§ Prompt:
The data below needs to be returned exactly, line for line.

§ Dataset extract:
= = =
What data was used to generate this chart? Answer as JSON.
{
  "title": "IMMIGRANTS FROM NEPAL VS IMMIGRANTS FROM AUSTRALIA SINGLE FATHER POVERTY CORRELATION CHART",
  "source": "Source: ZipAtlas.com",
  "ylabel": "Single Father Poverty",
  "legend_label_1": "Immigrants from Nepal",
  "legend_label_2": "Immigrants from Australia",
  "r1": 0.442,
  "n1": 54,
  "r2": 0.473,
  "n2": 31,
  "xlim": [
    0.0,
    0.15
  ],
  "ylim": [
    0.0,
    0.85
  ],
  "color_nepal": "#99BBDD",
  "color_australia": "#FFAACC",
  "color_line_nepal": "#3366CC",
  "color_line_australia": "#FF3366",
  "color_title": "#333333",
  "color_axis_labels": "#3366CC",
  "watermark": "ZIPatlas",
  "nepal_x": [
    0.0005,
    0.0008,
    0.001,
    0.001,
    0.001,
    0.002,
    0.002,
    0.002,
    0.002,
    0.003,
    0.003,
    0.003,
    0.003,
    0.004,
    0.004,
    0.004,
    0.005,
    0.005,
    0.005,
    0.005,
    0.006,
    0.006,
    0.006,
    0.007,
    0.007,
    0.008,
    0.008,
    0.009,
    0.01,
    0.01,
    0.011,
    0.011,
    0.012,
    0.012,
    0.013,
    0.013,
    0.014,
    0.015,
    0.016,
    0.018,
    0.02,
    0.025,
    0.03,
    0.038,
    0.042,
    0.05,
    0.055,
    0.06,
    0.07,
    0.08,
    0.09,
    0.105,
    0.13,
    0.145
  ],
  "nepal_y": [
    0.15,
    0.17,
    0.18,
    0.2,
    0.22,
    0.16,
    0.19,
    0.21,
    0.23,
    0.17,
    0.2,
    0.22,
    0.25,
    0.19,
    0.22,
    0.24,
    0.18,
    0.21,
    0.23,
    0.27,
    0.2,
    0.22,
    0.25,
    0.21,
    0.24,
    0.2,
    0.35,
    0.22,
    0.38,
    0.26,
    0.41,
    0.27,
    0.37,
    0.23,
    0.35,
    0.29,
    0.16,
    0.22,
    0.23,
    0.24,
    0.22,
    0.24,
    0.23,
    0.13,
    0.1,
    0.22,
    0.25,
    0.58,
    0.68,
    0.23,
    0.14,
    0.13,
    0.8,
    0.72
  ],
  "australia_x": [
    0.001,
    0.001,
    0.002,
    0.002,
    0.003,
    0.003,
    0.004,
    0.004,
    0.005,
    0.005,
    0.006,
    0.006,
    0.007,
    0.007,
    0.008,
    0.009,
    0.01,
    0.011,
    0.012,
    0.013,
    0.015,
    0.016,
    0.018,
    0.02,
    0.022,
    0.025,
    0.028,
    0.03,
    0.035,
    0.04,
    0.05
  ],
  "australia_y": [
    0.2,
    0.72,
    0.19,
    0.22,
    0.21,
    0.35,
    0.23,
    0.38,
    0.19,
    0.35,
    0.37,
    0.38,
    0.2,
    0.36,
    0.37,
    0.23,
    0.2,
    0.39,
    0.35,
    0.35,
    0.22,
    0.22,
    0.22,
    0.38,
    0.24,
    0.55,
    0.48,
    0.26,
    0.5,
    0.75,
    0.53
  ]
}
= = =
§ Reply to the task:
What data was used to generate this chart? Answer as JSON.
{
  "title": "IMMIGRANTS FROM NEPAL VS IMMIGRANTS FROM AUSTRALIA SINGLE FATHER POVERTY CORRELATION CHART",
  "source": "Source: ZipAtlas.com",
  "ylabel": "Single Father Poverty",
  "legend_label_1": "Immigrants from Nepal",
  "legend_label_2": "Immigrants from Australia",
  "r1": 0.442,
  "n1": 54,
  "r2": 0.473,
  "n2": 31,
  "xlim": [
    0.0,
    0.15
  ],
  "ylim": [
    0.0,
    0.85
  ],
  "color_nepal": "#99BBDD",
  "color_australia": "#FFAACC",
  "color_line_nepal": "#3366CC",
  "color_line_australia": "#FF3366",
  "color_title": "#333333",
  "color_axis_labels": "#3366CC",
  "watermark": "ZIPatlas",
  "nepal_x": [
    0.0005,
    0.0008,
    0.001,
    0.001,
    0.001,
    0.002,
    0.002,
    0.002,
    0.002,
    0.003,
    0.003,
    0.003,
    0.003,
    0.004,
    0.004,
    0.004,
    0.005,
    0.005,
    0.005,
    0.005,
    0.006,
    0.006,
    0.006,
    0.007,
    0.007,
    0.008,
    0.008,
    0.009,
    0.01,
    0.01,
    0.011,
    0.011,
    0.012,
    0.012,
    0.013,
    0.013,
    0.014,
    0.015,
    0.016,
    0.018,
    0.02,
    0.025,
    0.03,
    0.038,
    0.042,
    0.05,
    0.055,
    0.06,
    0.07,
    0.08,
    0.09,
    0.105,
    0.13,
    0.145
  ],
  "nepal_y": [
    0.15,
    0.17,
    0.18,
    0.2,
    0.22,
    0.16,
    0.19,
    0.21,
    0.23,
    0.17,
    0.2,
    0.22,
    0.25,
    0.19,
    0.22,
    0.24,
    0.18,
    0.21,
    0.23,
    0.27,
    0.2,
    0.22,
    0.25,
    0.21,
    0.24,
    0.2,
    0.35,
    0.22,
    0.38,
    0.26,
    0.41,
    0.27,
    0.37,
    0.23,
    0.35,
    0.29,
    0.16,
    0.22,
    0.23,
    0.24,
    0.22,
    0.24,
    0.23,
    0.13,
    0.1,
    0.22,
    0.25,
    0.58,
    0.68,
    0.23,
    0.14,
    0.13,
    0.8,
    0.72
  ],
  "australia_x": [
    0.001,
    0.001,
    0.002,
    0.002,
    0.003,
    0.003,
    0.004,
    0.004,
    0.005,
    0.005,
    0.006,
    0.006,
    0.007,
    0.007,
    0.008,
    0.009,
    0.01,
    0.011,
    0.012,
    0.013,
    0.015,
    0.016,
    0.018,
    0.02,
    0.022,
    0.025,
    0.028,
    0.03,
    0.035,
    0.04,
    0.05
  ],
  "australia_y": [
    0.2,
    0.72,
    0.19,
    0.22,
    0.21,
    0.35,
    0.23,
    0.38,
    0.19,
    0.35,
    0.37,
    0.38,
    0.2,
    0.36,
    0.37,
    0.23,
    0.2,
    0.39,
    0.35,
    0.35,
    0.22,
    0.22,
    0.22,
    0.38,
    0.24,
    0.55,
    0.48,
    0.26,
    0.5,
    0.75,
    0.53
  ]
}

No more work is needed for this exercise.